- _Requirements_
Find each line with "this" and copy it.

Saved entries

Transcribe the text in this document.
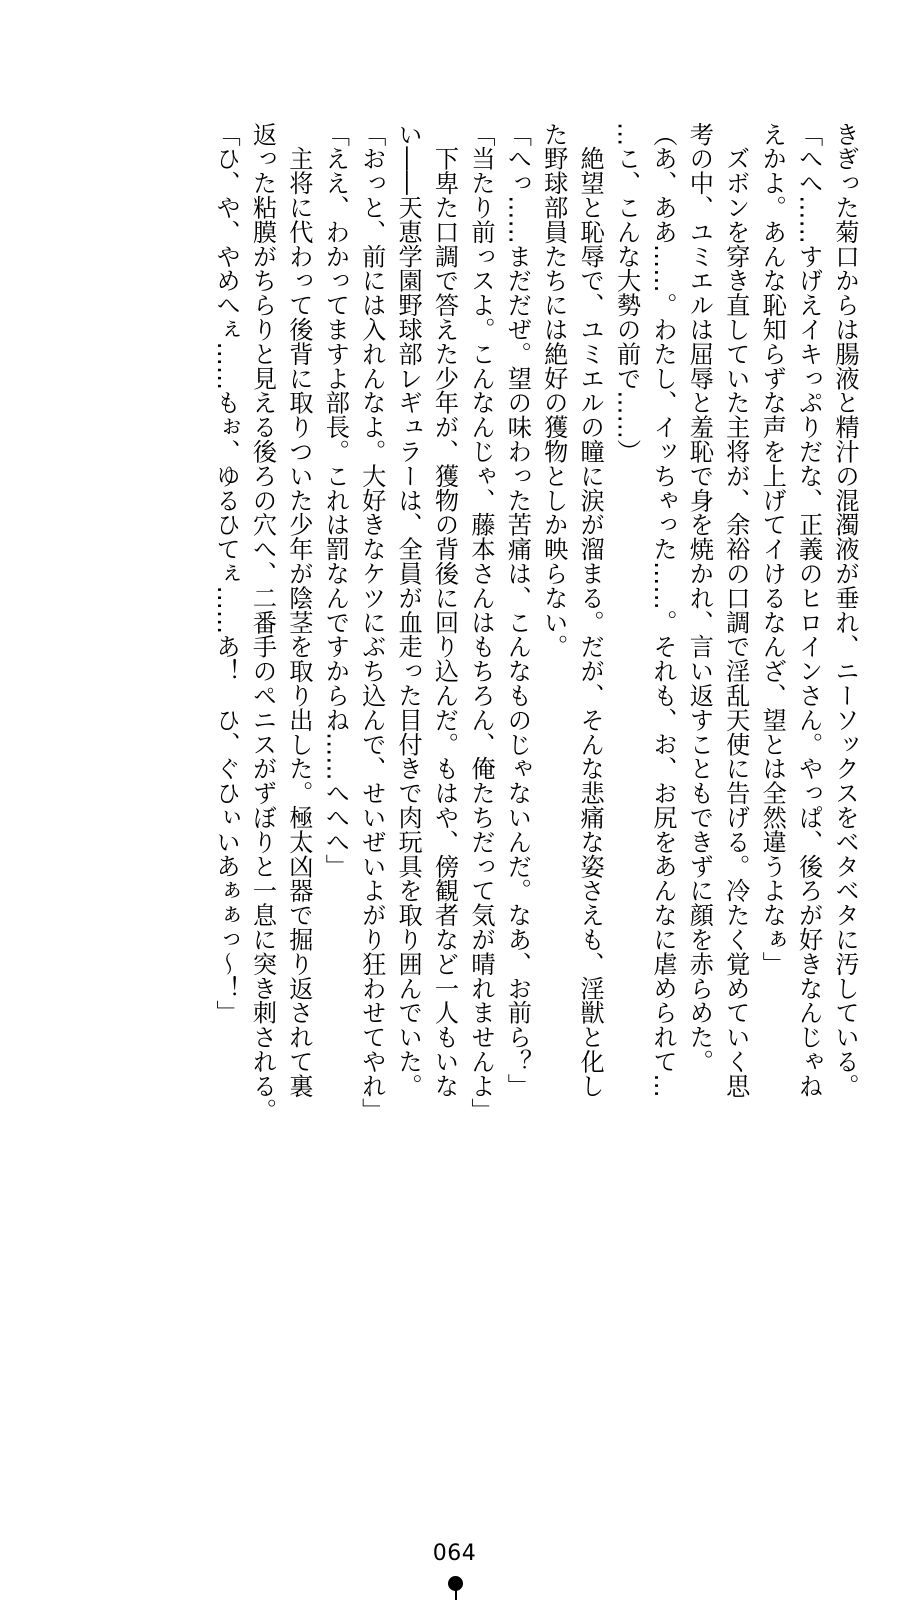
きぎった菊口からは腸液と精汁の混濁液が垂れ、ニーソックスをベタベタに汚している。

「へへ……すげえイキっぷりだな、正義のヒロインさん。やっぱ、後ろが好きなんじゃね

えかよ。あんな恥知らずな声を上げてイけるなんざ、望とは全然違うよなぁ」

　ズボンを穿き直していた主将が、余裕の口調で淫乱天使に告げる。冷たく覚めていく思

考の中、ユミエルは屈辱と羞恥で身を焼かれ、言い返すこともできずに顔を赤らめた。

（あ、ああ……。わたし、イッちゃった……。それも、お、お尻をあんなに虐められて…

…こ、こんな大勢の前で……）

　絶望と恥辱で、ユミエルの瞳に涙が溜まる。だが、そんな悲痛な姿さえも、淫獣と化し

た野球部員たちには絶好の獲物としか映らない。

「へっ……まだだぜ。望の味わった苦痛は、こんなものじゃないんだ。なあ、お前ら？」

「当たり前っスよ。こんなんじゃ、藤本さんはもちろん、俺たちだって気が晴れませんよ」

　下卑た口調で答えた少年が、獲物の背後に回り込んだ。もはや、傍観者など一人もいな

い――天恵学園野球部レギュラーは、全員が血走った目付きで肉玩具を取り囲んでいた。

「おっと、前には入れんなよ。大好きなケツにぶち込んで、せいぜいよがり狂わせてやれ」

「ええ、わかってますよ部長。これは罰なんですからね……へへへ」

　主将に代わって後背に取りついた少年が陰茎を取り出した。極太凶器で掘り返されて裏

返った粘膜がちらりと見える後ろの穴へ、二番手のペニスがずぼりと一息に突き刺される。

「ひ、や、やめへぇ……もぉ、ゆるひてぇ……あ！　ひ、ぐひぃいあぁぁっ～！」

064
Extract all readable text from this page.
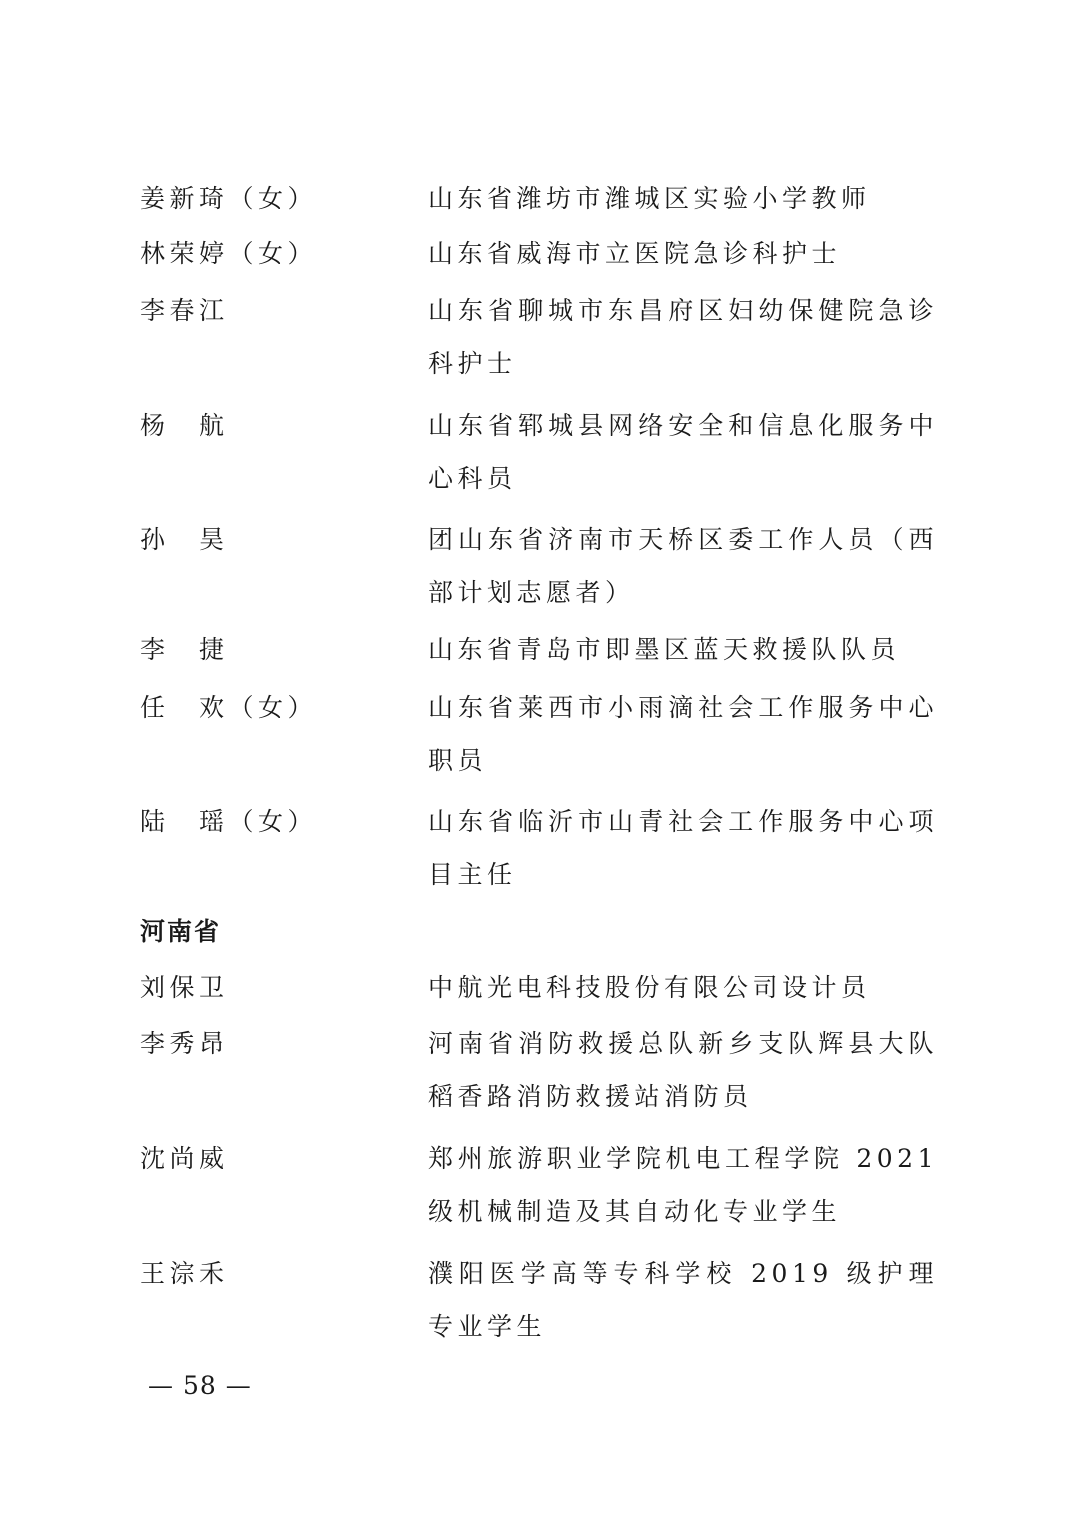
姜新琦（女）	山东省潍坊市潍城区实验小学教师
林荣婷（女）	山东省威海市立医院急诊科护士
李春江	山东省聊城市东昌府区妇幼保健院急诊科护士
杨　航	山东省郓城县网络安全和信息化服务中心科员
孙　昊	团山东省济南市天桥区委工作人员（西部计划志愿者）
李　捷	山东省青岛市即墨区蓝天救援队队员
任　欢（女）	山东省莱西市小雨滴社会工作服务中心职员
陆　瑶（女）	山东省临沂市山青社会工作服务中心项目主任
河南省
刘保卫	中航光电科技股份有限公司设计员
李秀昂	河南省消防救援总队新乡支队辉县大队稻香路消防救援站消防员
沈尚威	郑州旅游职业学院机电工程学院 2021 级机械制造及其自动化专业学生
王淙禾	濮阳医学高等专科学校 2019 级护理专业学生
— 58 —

- _Exercise response_
Transcribe the text in this document.
Extract all readable text from this page.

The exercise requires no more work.